» Required action
In the material below, write out each line word for word and omit the pictures.

──────── Given records

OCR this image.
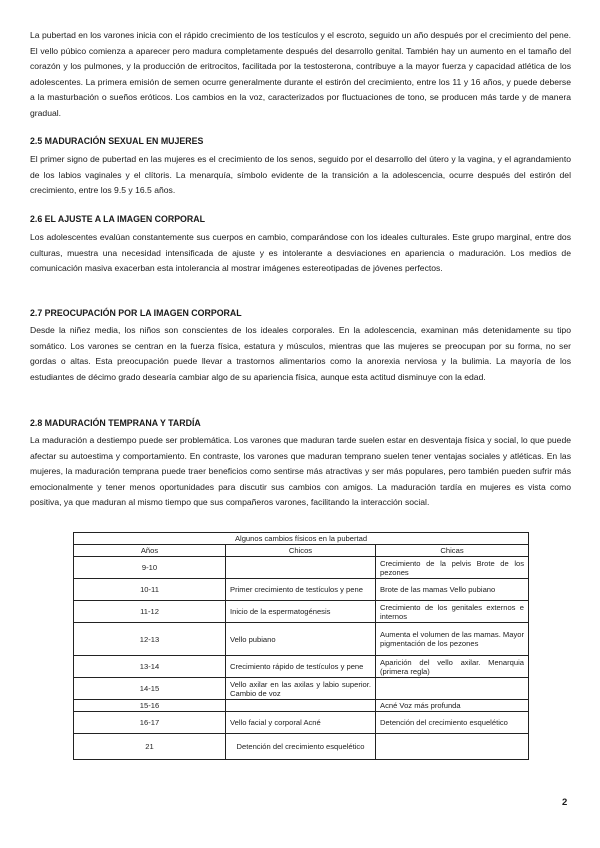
La pubertad en los varones inicia con el rápido crecimiento de los testículos y el escroto, seguido un año después por el crecimiento del pene. El vello púbico comienza a aparecer pero madura completamente después del desarrollo genital. También hay un aumento en el tamaño del corazón y los pulmones, y la producción de eritrocitos, facilitada por la testosterona, contribuye a la mayor fuerza y capacidad atlética de los adolescentes. La primera emisión de semen ocurre generalmente durante el estirón del crecimiento, entre los 11 y 16 años, y puede deberse a la masturbación o sueños eróticos. Los cambios en la voz, caracterizados por fluctuaciones de tono, se producen más tarde y de manera gradual.

2.5 MADURACIÓN SEXUAL EN MUJERES

El primer signo de pubertad en las mujeres es el crecimiento de los senos, seguido por el desarrollo del útero y la vagina, y el agrandamiento de los labios vaginales y el clítoris. La menarquía, símbolo evidente de la transición a la adolescencia, ocurre después del estirón del crecimiento, entre los 9.5 y 16.5 años.

2.6 EL AJUSTE A LA IMAGEN CORPORAL

Los adolescentes evalúan constantemente sus cuerpos en cambio, comparándose con los ideales culturales. Este grupo marginal, entre dos culturas, muestra una necesidad intensificada de ajuste y es intolerante a desviaciones en apariencia o maduración. Los medios de comunicación masiva exacerban esta intolerancia al mostrar imágenes estereotipadas de jóvenes perfectos.

2.7 PREOCUPACIÓN POR LA IMAGEN CORPORAL

Desde la niñez media, los niños son conscientes de los ideales corporales. En la adolescencia, examinan más detenidamente su tipo somático. Los varones se centran en la fuerza física, estatura y músculos, mientras que las mujeres se preocupan por su forma, no ser gordas o altas. Esta preocupación puede llevar a trastornos alimentarios como la anorexia nerviosa y la bulimia. La mayoría de los estudiantes de décimo grado desearía cambiar algo de su apariencia física, aunque esta actitud disminuye con la edad.

2.8 MADURACIÓN TEMPRANA Y TARDÍA

La maduración a destiempo puede ser problemática. Los varones que maduran tarde suelen estar en desventaja física y social, lo que puede afectar su autoestima y comportamiento. En contraste, los varones que maduran temprano suelen tener ventajas sociales y atléticas. En las mujeres, la maduración temprana puede traer beneficios como sentirse más atractivas y ser más populares, pero también pueden sufrir más emocionalmente y tener menos oportunidades para discutir sus cambios con amigos. La maduración tardía en mujeres es vista como positiva, ya que maduran al mismo tiempo que sus compañeros varones, facilitando la interacción social.

Algunos cambios físicos en la pubertad		
Años	Chicos	Chicas
9-10		Crecimiento de la pelvis Brote de los pezones
10-11	Primer crecimiento de testículos y pene	Brote de las mamas Vello pubiano
11-12	Inicio de la espermatogénesis	Crecimiento de los genitales externos e internos
12-13	Vello pubiano	Aumenta el volumen de las mamas. Mayor pigmentación de los pezones
13-14	Crecimiento rápido de testículos y pene	Aparición del vello axilar. Menarquia (primera regla)
14-15	Vello axilar en las axilas y labio superior. Cambio de voz	
15-16		Acné Voz más profunda
16-17	Vello facial y corporal Acné	Detención del crecimiento esquelético
21	Detención del crecimiento esquelético	
2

────────────────

» Written answer
OCR this image.
La pubertad en los varones inicia con el rápido crecimiento de los testículos y el escroto, seguido un año después por el crecimiento del pene. El vello púbico comienza a aparecer pero madura completamente después del desarrollo genital. También hay un aumento en el tamaño del corazón y los pulmones, y la producción de eritrocitos, facilitada por la testosterona, contribuye a la mayor fuerza y capacidad atlética de los adolescentes. La primera emisión de semen ocurre generalmente durante el estirón del crecimiento, entre los 11 y 16 años, y puede deberse a la masturbación o sueños eróticos. Los cambios en la voz, caracterizados por fluctuaciones de tono, se producen más tarde y de manera gradual.

2.5 MADURACIÓN SEXUAL EN MUJERES

El primer signo de pubertad en las mujeres es el crecimiento de los senos, seguido por el desarrollo del útero y la vagina, y el agrandamiento de los labios vaginales y el clítoris. La menarquía, símbolo evidente de la transición a la adolescencia, ocurre después del estirón del crecimiento, entre los 9.5 y 16.5 años.

2.6 EL AJUSTE A LA IMAGEN CORPORAL

Los adolescentes evalúan constantemente sus cuerpos en cambio, comparándose con los ideales culturales. Este grupo marginal, entre dos culturas, muestra una necesidad intensificada de ajuste y es intolerante a desviaciones en apariencia o maduración. Los medios de comunicación masiva exacerban esta intolerancia al mostrar imágenes estereotipadas de jóvenes perfectos.

2.7 PREOCUPACIÓN POR LA IMAGEN CORPORAL

Desde la niñez media, los niños son conscientes de los ideales corporales. En la adolescencia, examinan más detenidamente su tipo somático. Los varones se centran en la fuerza física, estatura y músculos, mientras que las mujeres se preocupan por su forma, no ser gordas o altas. Esta preocupación puede llevar a trastornos alimentarios como la anorexia nerviosa y la bulimia. La mayoría de los estudiantes de décimo grado desearía cambiar algo de su apariencia física, aunque esta actitud disminuye con la edad.

2.8 MADURACIÓN TEMPRANA Y TARDÍA

La maduración a destiempo puede ser problemática. Los varones que maduran tarde suelen estar en desventaja física y social, lo que puede afectar su autoestima y comportamiento. En contraste, los varones que maduran temprano suelen tener ventajas sociales y atléticas. En las mujeres, la maduración temprana puede traer beneficios como sentirse más atractivas y ser más populares, pero también pueden sufrir más emocionalmente y tener menos oportunidades para discutir sus cambios con amigos. La maduración tardía en mujeres es vista como positiva, ya que maduran al mismo tiempo que sus compañeros varones, facilitando la interacción social.

Algunos cambios físicos en la pubertad		
Años	Chicos	Chicas
9-10		Crecimiento de la pelvis Brote de los pezones
10-11	Primer crecimiento de testículos y pene	Brote de las mamas Vello pubiano
11-12	Inicio de la espermatogénesis	Crecimiento de los genitales externos e internos
12-13	Vello pubiano	Aumenta el volumen de las mamas. Mayor pigmentación de los pezones
13-14	Crecimiento rápido de testículos y pene	Aparición del vello axilar. Menarquia (primera regla)
14-15	Vello axilar en las axilas y labio superior. Cambio de voz	
15-16		Acné Voz más profunda
16-17	Vello facial y corporal Acné	Detención del crecimiento esquelético
21	Detención del crecimiento esquelético	
2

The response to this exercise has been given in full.